-- Written task --
Copy all the material that follows, keeping every character the same.
::::
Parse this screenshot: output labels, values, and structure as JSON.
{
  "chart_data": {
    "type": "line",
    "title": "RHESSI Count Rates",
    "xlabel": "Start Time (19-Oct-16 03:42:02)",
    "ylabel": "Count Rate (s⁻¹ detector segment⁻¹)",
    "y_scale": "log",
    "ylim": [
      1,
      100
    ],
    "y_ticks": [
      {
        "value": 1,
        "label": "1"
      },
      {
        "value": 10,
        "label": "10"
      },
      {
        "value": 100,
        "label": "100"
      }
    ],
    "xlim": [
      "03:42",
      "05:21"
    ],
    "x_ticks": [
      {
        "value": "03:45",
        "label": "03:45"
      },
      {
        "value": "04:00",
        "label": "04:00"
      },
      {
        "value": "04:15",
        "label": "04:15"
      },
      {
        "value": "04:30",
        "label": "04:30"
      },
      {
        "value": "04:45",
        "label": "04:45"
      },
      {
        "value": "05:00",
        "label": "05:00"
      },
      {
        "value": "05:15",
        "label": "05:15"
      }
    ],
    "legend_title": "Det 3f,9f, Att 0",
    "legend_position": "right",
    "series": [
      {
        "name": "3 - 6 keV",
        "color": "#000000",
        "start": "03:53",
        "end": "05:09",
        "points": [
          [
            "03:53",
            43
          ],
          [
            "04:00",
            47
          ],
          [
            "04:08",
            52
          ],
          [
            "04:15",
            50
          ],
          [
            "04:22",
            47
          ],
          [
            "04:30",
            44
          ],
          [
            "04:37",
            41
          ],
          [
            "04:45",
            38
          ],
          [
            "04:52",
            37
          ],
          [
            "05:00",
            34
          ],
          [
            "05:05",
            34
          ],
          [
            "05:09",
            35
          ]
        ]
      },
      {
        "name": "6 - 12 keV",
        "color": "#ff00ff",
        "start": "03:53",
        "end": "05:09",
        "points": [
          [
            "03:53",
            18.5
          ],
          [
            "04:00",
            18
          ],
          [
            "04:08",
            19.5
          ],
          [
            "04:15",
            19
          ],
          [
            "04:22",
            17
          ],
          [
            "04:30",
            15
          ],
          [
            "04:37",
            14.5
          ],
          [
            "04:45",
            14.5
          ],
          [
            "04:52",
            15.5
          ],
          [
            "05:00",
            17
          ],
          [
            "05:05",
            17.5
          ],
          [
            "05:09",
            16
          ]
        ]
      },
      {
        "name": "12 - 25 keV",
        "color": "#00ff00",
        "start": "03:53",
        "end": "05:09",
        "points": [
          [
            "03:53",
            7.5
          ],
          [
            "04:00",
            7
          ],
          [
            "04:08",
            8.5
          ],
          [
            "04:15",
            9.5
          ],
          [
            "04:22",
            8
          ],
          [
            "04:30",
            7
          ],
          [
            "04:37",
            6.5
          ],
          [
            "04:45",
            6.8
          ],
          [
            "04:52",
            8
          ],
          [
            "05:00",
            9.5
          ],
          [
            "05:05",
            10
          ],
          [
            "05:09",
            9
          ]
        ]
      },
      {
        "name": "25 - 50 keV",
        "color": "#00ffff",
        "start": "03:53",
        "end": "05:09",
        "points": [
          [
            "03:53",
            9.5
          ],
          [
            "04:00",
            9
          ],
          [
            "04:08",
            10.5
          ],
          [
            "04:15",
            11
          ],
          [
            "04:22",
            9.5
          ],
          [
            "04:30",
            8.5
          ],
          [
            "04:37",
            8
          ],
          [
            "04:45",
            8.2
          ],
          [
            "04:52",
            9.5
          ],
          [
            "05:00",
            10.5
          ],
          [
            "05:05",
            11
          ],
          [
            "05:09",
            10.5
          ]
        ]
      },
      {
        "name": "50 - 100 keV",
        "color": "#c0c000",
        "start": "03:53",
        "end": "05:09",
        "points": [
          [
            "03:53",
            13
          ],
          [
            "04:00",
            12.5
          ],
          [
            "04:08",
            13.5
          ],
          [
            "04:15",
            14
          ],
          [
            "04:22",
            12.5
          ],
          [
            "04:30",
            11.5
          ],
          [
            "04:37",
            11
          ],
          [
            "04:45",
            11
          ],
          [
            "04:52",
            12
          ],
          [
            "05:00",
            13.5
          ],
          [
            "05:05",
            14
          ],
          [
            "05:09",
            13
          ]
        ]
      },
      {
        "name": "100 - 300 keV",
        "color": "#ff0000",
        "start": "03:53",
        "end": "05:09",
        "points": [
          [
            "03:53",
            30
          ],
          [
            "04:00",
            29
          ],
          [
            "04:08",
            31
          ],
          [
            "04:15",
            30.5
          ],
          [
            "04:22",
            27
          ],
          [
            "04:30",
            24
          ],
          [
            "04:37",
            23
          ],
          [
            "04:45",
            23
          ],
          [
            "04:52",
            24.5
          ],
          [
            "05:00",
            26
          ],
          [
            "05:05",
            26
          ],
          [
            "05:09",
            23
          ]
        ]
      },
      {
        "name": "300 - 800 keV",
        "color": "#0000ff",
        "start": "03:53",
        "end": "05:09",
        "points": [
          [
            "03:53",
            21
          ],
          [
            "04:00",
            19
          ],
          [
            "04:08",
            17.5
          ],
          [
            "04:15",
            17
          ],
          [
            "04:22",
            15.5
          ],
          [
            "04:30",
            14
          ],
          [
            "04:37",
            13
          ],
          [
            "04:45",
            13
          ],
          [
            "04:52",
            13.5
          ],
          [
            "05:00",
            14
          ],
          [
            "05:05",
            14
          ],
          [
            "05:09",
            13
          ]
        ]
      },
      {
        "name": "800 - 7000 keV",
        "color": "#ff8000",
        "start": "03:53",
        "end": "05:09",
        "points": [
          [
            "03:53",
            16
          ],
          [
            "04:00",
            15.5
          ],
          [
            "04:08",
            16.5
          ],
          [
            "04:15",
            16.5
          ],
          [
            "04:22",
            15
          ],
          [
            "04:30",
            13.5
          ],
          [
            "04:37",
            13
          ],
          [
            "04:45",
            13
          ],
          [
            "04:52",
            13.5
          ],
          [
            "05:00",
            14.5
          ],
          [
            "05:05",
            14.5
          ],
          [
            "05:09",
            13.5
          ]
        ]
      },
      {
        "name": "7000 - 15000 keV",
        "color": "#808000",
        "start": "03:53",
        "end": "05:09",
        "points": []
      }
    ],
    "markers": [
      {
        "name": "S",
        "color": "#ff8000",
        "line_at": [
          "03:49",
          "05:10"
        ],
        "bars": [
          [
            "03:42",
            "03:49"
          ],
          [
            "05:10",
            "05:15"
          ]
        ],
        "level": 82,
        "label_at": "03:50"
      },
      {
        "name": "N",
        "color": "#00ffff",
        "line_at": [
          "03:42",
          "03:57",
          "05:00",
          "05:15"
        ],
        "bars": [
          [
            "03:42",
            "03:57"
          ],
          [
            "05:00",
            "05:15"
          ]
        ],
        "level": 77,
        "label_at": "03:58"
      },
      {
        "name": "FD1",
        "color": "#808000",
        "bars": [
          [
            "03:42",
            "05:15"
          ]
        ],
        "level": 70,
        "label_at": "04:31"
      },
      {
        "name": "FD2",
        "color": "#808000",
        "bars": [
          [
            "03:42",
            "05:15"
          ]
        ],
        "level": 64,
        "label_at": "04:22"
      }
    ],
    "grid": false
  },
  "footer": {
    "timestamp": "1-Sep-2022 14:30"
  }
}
::::
-- Written reply --
Parse this screenshot: output labels, values, and structure as JSON.
{
  "chart_data": {
    "type": "line",
    "title": "RHESSI Count Rates",
    "xlabel": "Start Time (19-Oct-16 03:42:02)",
    "ylabel": "Count Rate (s⁻¹ detector segment⁻¹)",
    "y_scale": "log",
    "ylim": [
      1,
      100
    ],
    "y_ticks": [
      {
        "value": 1,
        "label": "1"
      },
      {
        "value": 10,
        "label": "10"
      },
      {
        "value": 100,
        "label": "100"
      }
    ],
    "xlim": [
      "03:42",
      "05:21"
    ],
    "x_ticks": [
      {
        "value": "03:45",
        "label": "03:45"
      },
      {
        "value": "04:00",
        "label": "04:00"
      },
      {
        "value": "04:15",
        "label": "04:15"
      },
      {
        "value": "04:30",
        "label": "04:30"
      },
      {
        "value": "04:45",
        "label": "04:45"
      },
      {
        "value": "05:00",
        "label": "05:00"
      },
      {
        "value": "05:15",
        "label": "05:15"
      }
    ],
    "legend_title": "Det 3f,9f, Att 0",
    "legend_position": "right",
    "series": [
      {
        "name": "3 - 6 keV",
        "color": "#000000",
        "start": "03:53",
        "end": "05:09",
        "points": [
          [
            "03:53",
            43
          ],
          [
            "04:00",
            47
          ],
          [
            "04:08",
            52
          ],
          [
            "04:15",
            50
          ],
          [
            "04:22",
            47
          ],
          [
            "04:30",
            44
          ],
          [
            "04:37",
            41
          ],
          [
            "04:45",
            38
          ],
          [
            "04:52",
            37
          ],
          [
            "05:00",
            34
          ],
          [
            "05:05",
            34
          ],
          [
            "05:09",
            35
          ]
        ]
      },
      {
        "name": "6 - 12 keV",
        "color": "#ff00ff",
        "start": "03:53",
        "end": "05:09",
        "points": [
          [
            "03:53",
            18.5
          ],
          [
            "04:00",
            18
          ],
          [
            "04:08",
            19.5
          ],
          [
            "04:15",
            19
          ],
          [
            "04:22",
            17
          ],
          [
            "04:30",
            15
          ],
          [
            "04:37",
            14.5
          ],
          [
            "04:45",
            14.5
          ],
          [
            "04:52",
            15.5
          ],
          [
            "05:00",
            17
          ],
          [
            "05:05",
            17.5
          ],
          [
            "05:09",
            16
          ]
        ]
      },
      {
        "name": "12 - 25 keV",
        "color": "#00ff00",
        "start": "03:53",
        "end": "05:09",
        "points": [
          [
            "03:53",
            7.5
          ],
          [
            "04:00",
            7
          ],
          [
            "04:08",
            8.5
          ],
          [
            "04:15",
            9.5
          ],
          [
            "04:22",
            8
          ],
          [
            "04:30",
            7
          ],
          [
            "04:37",
            6.5
          ],
          [
            "04:45",
            6.8
          ],
          [
            "04:52",
            8
          ],
          [
            "05:00",
            9.5
          ],
          [
            "05:05",
            10
          ],
          [
            "05:09",
            9
          ]
        ]
      },
      {
        "name": "25 - 50 keV",
        "color": "#00ffff",
        "start": "03:53",
        "end": "05:09",
        "points": [
          [
            "03:53",
            9.5
          ],
          [
            "04:00",
            9
          ],
          [
            "04:08",
            10.5
          ],
          [
            "04:15",
            11
          ],
          [
            "04:22",
            9.5
          ],
          [
            "04:30",
            8.5
          ],
          [
            "04:37",
            8
          ],
          [
            "04:45",
            8.2
          ],
          [
            "04:52",
            9.5
          ],
          [
            "05:00",
            10.5
          ],
          [
            "05:05",
            11
          ],
          [
            "05:09",
            10.5
          ]
        ]
      },
      {
        "name": "50 - 100 keV",
        "color": "#c0c000",
        "start": "03:53",
        "end": "05:09",
        "points": [
          [
            "03:53",
            13
          ],
          [
            "04:00",
            12.5
          ],
          [
            "04:08",
            13.5
          ],
          [
            "04:15",
            14
          ],
          [
            "04:22",
            12.5
          ],
          [
            "04:30",
            11.5
          ],
          [
            "04:37",
            11
          ],
          [
            "04:45",
            11
          ],
          [
            "04:52",
            12
          ],
          [
            "05:00",
            13.5
          ],
          [
            "05:05",
            14
          ],
          [
            "05:09",
            13
          ]
        ]
      },
      {
        "name": "100 - 300 keV",
        "color": "#ff0000",
        "start": "03:53",
        "end": "05:09",
        "points": [
          [
            "03:53",
            30
          ],
          [
            "04:00",
            29
          ],
          [
            "04:08",
            31
          ],
          [
            "04:15",
            30.5
          ],
          [
            "04:22",
            27
          ],
          [
            "04:30",
            24
          ],
          [
            "04:37",
            23
          ],
          [
            "04:45",
            23
          ],
          [
            "04:52",
            24.5
          ],
          [
            "05:00",
            26
          ],
          [
            "05:05",
            26
          ],
          [
            "05:09",
            23
          ]
        ]
      },
      {
        "name": "300 - 800 keV",
        "color": "#0000ff",
        "start": "03:53",
        "end": "05:09",
        "points": [
          [
            "03:53",
            21
          ],
          [
            "04:00",
            19
          ],
          [
            "04:08",
            17.5
          ],
          [
            "04:15",
            17
          ],
          [
            "04:22",
            15.5
          ],
          [
            "04:30",
            14
          ],
          [
            "04:37",
            13
          ],
          [
            "04:45",
            13
          ],
          [
            "04:52",
            13.5
          ],
          [
            "05:00",
            14
          ],
          [
            "05:05",
            14
          ],
          [
            "05:09",
            13
          ]
        ]
      },
      {
        "name": "800 - 7000 keV",
        "color": "#ff8000",
        "start": "03:53",
        "end": "05:09",
        "points": [
          [
            "03:53",
            16
          ],
          [
            "04:00",
            15.5
          ],
          [
            "04:08",
            16.5
          ],
          [
            "04:15",
            16.5
          ],
          [
            "04:22",
            15
          ],
          [
            "04:30",
            13.5
          ],
          [
            "04:37",
            13
          ],
          [
            "04:45",
            13
          ],
          [
            "04:52",
            13.5
          ],
          [
            "05:00",
            14.5
          ],
          [
            "05:05",
            14.5
          ],
          [
            "05:09",
            13.5
          ]
        ]
      },
      {
        "name": "7000 - 15000 keV",
        "color": "#808000",
        "start": "03:53",
        "end": "05:09",
        "points": []
      }
    ],
    "markers": [
      {
        "name": "S",
        "color": "#ff8000",
        "line_at": [
          "03:49",
          "05:10"
        ],
        "bars": [
          [
            "03:42",
            "03:49"
          ],
          [
            "05:10",
            "05:15"
          ]
        ],
        "level": 82,
        "label_at": "03:50"
      },
      {
        "name": "N",
        "color": "#00ffff",
        "line_at": [
          "03:42",
          "03:57",
          "05:00",
          "05:15"
        ],
        "bars": [
          [
            "03:42",
            "03:57"
          ],
          [
            "05:00",
            "05:15"
          ]
        ],
        "level": 77,
        "label_at": "03:58"
      },
      {
        "name": "FD1",
        "color": "#808000",
        "bars": [
          [
            "03:42",
            "05:15"
          ]
        ],
        "level": 70,
        "label_at": "04:31"
      },
      {
        "name": "FD2",
        "color": "#808000",
        "bars": [
          [
            "03:42",
            "05:15"
          ]
        ],
        "level": 64,
        "label_at": "04:22"
      }
    ],
    "grid": false
  },
  "footer": {
    "timestamp": "1-Sep-2022 14:30"
  }
}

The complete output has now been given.